* [TEXT BLOCK]
^^^^

Admittedly, this could not be done until the High Court’s
decision on the question of jurisdiction. The question is
whether the said decision of the High Court means that no
person can be punished for flouting or disobeying the
interim/interlocutory orders while they were in force, i.e.,
for violations and disobedience committed prior to the
decision of the High Court on the question of jurisdiction.
Holding that by virtue of the said decision of the High
Court [on the question of jurisdiction], on one can be
punished thereafter for disobedience or violation of the
interim orders committed prior to the said decision of the
High Court, would indeed be subversive of rule of law and
would seriously erode the dignity and the authority of the
courts. We must repeat that this is not even a case where a
suit was filed in wrong court knowingly or only with a view
to snatch an interim order. As pointed out hereinabove, the
suit was filed in the Civil Court bonafide. We are of the
opinion that in such a case the defendants cannot escape the
consequences of their disobedience and violation of the
interim injunction committed by them prior to the High
Court’s decision on the question of jurisdiction.

^^^^

* [SHORT PROBLEM A] In the judgment excerpt, in which court was the suit filed bona fide?
* [SHORT PROBLEM B] Reproduce word for word the part of the judgment excerpt that opens with the words containing "Admittedly, this could" and closes with "Court on the question of jurisdiction.".

^^^^

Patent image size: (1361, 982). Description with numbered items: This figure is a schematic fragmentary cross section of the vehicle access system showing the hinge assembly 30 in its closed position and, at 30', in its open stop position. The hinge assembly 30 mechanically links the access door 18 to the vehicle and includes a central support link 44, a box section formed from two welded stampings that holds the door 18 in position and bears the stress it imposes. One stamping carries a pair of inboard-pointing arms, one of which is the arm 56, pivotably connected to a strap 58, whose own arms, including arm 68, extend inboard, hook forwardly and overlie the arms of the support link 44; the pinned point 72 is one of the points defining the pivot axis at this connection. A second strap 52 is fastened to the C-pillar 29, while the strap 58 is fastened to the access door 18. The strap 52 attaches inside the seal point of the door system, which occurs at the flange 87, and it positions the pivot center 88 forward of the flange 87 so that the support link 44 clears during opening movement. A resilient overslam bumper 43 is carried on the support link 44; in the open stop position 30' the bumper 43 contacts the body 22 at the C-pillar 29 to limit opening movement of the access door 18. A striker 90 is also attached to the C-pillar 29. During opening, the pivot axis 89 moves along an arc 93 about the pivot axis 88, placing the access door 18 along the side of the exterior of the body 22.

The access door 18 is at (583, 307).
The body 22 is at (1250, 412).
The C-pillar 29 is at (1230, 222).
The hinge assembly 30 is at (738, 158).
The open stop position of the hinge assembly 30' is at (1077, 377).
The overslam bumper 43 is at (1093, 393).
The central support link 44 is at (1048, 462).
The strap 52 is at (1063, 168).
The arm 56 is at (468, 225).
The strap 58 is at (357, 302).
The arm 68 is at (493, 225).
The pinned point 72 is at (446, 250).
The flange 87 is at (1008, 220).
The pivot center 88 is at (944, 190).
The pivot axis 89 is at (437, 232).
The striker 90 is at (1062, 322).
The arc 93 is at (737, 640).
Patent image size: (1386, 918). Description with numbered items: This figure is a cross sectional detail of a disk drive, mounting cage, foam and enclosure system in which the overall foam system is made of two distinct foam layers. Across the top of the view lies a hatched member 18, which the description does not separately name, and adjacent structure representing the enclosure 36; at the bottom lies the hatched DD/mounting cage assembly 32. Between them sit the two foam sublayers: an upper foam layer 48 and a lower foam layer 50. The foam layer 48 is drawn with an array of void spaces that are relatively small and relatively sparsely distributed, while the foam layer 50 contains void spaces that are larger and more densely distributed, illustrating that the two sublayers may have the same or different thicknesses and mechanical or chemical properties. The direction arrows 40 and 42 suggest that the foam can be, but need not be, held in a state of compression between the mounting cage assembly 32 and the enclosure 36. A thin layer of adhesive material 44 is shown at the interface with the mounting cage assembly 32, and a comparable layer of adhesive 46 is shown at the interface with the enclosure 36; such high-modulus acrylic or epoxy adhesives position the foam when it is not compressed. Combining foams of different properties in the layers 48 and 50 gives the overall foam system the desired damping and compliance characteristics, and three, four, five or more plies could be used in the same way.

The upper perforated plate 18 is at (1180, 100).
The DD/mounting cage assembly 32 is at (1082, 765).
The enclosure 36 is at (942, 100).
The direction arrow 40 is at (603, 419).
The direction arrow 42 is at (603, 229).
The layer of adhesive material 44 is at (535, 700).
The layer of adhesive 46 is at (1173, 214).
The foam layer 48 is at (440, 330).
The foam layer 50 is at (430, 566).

^^^^

* [COMPLETE OUTPUT A] The Civil Court.

* [COMPLETE OUTPUT B]
Admittedly, this could not be done until the High Court’s
decision on the question of jurisdiction. The question is
whether the said decision of the High Court means that no
person can be punished for flouting or disobeying the
interim/interlocutory orders while they were in force, i.e.,
for violations and disobedience committed prior to the
decision of the High Court on the question of jurisdiction.